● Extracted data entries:

★ ★ ★ ★ ★ ★ ★

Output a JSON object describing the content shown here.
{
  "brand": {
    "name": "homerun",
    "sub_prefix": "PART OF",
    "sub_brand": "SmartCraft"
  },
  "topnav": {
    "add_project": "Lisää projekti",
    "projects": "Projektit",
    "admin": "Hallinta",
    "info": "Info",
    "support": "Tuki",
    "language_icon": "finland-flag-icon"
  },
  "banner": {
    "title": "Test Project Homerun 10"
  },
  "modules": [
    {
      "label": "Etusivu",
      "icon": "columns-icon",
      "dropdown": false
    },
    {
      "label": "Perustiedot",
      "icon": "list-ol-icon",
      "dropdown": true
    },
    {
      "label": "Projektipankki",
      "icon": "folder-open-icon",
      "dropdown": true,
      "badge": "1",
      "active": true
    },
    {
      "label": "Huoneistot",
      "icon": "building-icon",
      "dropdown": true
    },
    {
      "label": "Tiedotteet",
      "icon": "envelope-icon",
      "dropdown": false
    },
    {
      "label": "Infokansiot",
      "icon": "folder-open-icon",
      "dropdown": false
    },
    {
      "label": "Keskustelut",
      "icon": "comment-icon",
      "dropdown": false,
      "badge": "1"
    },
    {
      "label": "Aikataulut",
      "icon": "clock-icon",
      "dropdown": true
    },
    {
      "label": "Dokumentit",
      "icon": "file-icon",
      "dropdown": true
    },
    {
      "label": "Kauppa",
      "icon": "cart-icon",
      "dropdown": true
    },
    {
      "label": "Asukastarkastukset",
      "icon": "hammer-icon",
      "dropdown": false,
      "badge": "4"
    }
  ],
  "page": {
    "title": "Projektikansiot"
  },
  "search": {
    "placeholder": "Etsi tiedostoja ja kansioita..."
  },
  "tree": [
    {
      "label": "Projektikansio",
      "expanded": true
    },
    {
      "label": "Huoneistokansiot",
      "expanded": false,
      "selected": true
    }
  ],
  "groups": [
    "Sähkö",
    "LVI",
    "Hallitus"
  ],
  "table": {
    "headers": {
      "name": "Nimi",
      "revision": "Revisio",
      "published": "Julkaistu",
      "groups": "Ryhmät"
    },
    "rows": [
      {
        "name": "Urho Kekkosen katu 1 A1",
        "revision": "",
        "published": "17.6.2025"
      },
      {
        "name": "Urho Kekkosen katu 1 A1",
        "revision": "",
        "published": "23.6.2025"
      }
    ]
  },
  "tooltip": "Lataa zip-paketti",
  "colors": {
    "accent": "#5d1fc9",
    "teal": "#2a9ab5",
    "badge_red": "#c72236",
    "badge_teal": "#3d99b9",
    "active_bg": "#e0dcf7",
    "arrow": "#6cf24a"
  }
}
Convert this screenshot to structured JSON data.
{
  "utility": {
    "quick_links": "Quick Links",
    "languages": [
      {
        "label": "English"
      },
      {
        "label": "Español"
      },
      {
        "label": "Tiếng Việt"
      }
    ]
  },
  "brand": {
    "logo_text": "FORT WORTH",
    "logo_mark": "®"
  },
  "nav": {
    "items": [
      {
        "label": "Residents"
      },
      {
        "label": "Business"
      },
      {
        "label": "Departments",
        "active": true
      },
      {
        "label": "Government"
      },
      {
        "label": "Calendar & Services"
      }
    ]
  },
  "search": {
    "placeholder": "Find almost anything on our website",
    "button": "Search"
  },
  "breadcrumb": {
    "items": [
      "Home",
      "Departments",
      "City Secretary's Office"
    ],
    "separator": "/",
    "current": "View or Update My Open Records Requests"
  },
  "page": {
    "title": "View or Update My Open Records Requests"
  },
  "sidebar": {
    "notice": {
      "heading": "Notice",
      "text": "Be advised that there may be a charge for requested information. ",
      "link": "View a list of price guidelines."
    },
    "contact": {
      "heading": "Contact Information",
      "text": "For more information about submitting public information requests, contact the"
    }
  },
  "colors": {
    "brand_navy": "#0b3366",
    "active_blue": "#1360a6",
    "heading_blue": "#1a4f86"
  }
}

★ ★ ★ ★ ★ ★ ★

● OBJECTIVE: Repeat the lines above exactly.

● ANSWER TO THE EXERCISE:
Output a JSON object describing the content shown here.
{
  "brand": {
    "name": "homerun",
    "sub_prefix": "PART OF",
    "sub_brand": "SmartCraft"
  },
  "topnav": {
    "add_project": "Lisää projekti",
    "projects": "Projektit",
    "admin": "Hallinta",
    "info": "Info",
    "support": "Tuki",
    "language_icon": "finland-flag-icon"
  },
  "banner": {
    "title": "Test Project Homerun 10"
  },
  "modules": [
    {
      "label": "Etusivu",
      "icon": "columns-icon",
      "dropdown": false
    },
    {
      "label": "Perustiedot",
      "icon": "list-ol-icon",
      "dropdown": true
    },
    {
      "label": "Projektipankki",
      "icon": "folder-open-icon",
      "dropdown": true,
      "badge": "1",
      "active": true
    },
    {
      "label": "Huoneistot",
      "icon": "building-icon",
      "dropdown": true
    },
    {
      "label": "Tiedotteet",
      "icon": "envelope-icon",
      "dropdown": false
    },
    {
      "label": "Infokansiot",
      "icon": "folder-open-icon",
      "dropdown": false
    },
    {
      "label": "Keskustelut",
      "icon": "comment-icon",
      "dropdown": false,
      "badge": "1"
    },
    {
      "label": "Aikataulut",
      "icon": "clock-icon",
      "dropdown": true
    },
    {
      "label": "Dokumentit",
      "icon": "file-icon",
      "dropdown": true
    },
    {
      "label": "Kauppa",
      "icon": "cart-icon",
      "dropdown": true
    },
    {
      "label": "Asukastarkastukset",
      "icon": "hammer-icon",
      "dropdown": false,
      "badge": "4"
    }
  ],
  "page": {
    "title": "Projektikansiot"
  },
  "search": {
    "placeholder": "Etsi tiedostoja ja kansioita..."
  },
  "tree": [
    {
      "label": "Projektikansio",
      "expanded": true
    },
    {
      "label": "Huoneistokansiot",
      "expanded": false,
      "selected": true
    }
  ],
  "groups": [
    "Sähkö",
    "LVI",
    "Hallitus"
  ],
  "table": {
    "headers": {
      "name": "Nimi",
      "revision": "Revisio",
      "published": "Julkaistu",
      "groups": "Ryhmät"
    },
    "rows": [
      {
        "name": "Urho Kekkosen katu 1 A1",
        "revision": "",
        "published": "17.6.2025"
      },
      {
        "name": "Urho Kekkosen katu 1 A1",
        "revision": "",
        "published": "23.6.2025"
      }
    ]
  },
  "tooltip": "Lataa zip-paketti",
  "colors": {
    "accent": "#5d1fc9",
    "teal": "#2a9ab5",
    "badge_red": "#c72236",
    "badge_teal": "#3d99b9",
    "active_bg": "#e0dcf7",
    "arrow": "#6cf24a"
  }
}
Convert this screenshot to structured JSON data.
{
  "utility": {
    "quick_links": "Quick Links",
    "languages": [
      {
        "label": "English"
      },
      {
        "label": "Español"
      },
      {
        "label": "Tiếng Việt"
      }
    ]
  },
  "brand": {
    "logo_text": "FORT WORTH",
    "logo_mark": "®"
  },
  "nav": {
    "items": [
      {
        "label": "Residents"
      },
      {
        "label": "Business"
      },
      {
        "label": "Departments",
        "active": true
      },
      {
        "label": "Government"
      },
      {
        "label": "Calendar & Services"
      }
    ]
  },
  "search": {
    "placeholder": "Find almost anything on our website",
    "button": "Search"
  },
  "breadcrumb": {
    "items": [
      "Home",
      "Departments",
      "City Secretary's Office"
    ],
    "separator": "/",
    "current": "View or Update My Open Records Requests"
  },
  "page": {
    "title": "View or Update My Open Records Requests"
  },
  "sidebar": {
    "notice": {
      "heading": "Notice",
      "text": "Be advised that there may be a charge for requested information. ",
      "link": "View a list of price guidelines."
    },
    "contact": {
      "heading": "Contact Information",
      "text": "For more information about submitting public information requests, contact the"
    }
  },
  "colors": {
    "brand_navy": "#0b3366",
    "active_blue": "#1360a6",
    "heading_blue": "#1a4f86"
  }
}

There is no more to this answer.